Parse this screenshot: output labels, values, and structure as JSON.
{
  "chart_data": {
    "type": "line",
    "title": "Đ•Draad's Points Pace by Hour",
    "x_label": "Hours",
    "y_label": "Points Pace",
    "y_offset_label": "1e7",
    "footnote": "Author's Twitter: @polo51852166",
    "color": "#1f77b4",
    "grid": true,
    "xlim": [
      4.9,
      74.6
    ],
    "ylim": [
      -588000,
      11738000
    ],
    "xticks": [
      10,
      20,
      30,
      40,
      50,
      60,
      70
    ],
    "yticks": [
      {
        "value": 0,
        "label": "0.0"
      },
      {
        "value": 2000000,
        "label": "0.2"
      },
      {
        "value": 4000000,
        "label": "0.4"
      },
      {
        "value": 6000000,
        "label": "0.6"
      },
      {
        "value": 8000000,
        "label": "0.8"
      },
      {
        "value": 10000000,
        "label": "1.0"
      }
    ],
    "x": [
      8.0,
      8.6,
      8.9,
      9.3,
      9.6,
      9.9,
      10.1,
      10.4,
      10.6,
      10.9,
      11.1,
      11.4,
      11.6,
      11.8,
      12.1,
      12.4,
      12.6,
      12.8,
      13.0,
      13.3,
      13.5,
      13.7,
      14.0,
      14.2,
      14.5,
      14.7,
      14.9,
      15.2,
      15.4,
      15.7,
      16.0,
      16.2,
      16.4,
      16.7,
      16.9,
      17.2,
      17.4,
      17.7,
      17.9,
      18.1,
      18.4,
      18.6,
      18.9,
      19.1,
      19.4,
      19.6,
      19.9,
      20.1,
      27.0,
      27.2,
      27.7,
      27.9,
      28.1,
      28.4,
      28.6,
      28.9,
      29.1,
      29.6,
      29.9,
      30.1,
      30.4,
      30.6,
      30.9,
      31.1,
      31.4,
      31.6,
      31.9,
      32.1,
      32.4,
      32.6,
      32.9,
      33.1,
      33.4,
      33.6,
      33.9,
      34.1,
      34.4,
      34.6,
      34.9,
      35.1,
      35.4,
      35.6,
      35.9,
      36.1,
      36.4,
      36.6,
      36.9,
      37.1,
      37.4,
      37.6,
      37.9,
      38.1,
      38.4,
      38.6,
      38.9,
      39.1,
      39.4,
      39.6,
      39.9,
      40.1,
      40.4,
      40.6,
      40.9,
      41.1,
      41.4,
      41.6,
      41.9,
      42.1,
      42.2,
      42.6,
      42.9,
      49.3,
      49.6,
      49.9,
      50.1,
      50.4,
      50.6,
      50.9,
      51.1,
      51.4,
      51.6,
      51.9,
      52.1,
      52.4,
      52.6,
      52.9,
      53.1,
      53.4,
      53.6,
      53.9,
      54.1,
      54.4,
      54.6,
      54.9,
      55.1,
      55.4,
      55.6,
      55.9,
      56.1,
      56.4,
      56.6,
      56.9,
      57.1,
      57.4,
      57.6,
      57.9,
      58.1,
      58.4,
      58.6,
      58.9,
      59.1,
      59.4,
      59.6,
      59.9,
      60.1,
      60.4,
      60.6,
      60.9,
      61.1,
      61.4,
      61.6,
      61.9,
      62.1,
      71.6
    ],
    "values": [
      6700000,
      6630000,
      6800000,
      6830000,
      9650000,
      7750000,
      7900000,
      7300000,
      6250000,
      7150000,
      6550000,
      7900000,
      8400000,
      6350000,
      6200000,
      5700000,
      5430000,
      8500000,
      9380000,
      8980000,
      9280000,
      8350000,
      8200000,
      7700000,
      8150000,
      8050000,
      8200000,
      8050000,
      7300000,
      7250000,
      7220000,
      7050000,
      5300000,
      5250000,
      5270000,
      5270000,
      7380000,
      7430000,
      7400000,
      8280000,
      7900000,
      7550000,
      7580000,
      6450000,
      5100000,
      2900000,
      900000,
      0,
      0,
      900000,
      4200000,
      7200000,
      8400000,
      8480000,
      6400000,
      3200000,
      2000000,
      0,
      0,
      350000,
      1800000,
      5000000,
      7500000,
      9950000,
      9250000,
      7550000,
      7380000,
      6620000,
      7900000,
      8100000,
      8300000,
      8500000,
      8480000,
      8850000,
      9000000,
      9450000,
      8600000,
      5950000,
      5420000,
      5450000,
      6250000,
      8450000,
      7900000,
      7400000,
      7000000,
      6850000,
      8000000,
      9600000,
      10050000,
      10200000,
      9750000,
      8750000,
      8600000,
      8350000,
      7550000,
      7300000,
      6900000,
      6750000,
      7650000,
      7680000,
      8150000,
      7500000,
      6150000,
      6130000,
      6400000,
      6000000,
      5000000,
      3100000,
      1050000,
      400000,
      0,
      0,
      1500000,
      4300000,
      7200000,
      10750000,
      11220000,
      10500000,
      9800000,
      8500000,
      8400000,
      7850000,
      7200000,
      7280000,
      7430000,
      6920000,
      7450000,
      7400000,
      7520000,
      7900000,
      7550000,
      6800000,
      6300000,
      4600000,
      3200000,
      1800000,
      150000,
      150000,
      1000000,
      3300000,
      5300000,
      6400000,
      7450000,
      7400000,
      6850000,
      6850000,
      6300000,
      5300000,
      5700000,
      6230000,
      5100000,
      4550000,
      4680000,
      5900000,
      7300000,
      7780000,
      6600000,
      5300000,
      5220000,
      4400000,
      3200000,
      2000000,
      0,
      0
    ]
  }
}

· · ·

Write out every line from the entries where "Points" appears.

RESPONSE TO THE TASK —
    "title": "Đ•Draad's Points Pace by Hour",
    "y_label": "Points Pace",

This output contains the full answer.